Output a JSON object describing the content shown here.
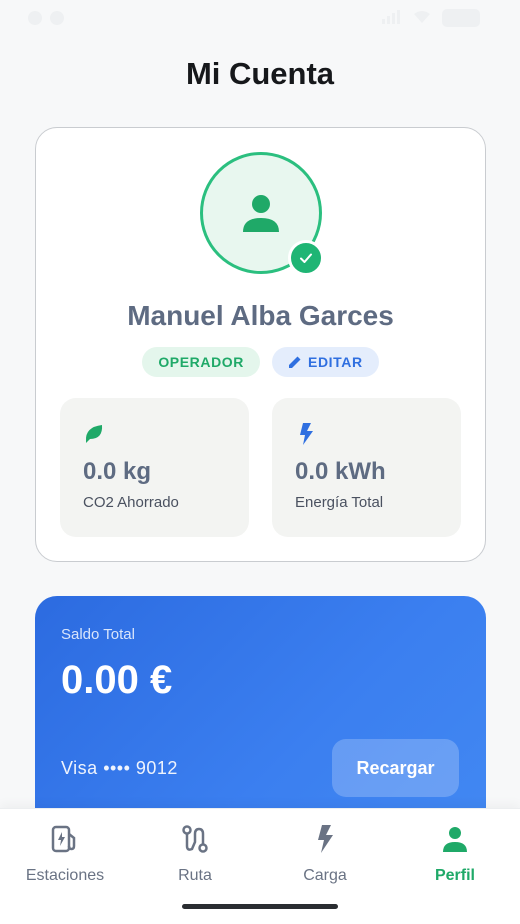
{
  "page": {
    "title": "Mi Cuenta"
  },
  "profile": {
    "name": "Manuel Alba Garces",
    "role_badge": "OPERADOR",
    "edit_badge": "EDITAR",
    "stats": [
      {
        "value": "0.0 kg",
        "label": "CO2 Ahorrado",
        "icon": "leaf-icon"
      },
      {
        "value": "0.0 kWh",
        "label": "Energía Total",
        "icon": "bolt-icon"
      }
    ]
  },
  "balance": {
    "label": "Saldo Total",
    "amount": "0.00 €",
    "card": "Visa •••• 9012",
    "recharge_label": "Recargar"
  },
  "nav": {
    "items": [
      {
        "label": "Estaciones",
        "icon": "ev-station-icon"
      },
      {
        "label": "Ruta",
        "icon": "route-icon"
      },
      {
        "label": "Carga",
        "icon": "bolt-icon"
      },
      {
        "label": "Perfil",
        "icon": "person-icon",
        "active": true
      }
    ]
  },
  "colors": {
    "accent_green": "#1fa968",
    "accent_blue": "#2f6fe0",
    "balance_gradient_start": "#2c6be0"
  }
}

■ ■ ■ ■ ■ ■ ■

WORK TO DO. Go over the data above and copy every line that has the word "icon" in it.

WRITTEN ANSWER.
        "icon": "leaf-icon"
        "icon": "bolt-icon"
        "icon": "ev-station-icon"
        "icon": "route-icon"
        "icon": "bolt-icon"
        "icon": "person-icon",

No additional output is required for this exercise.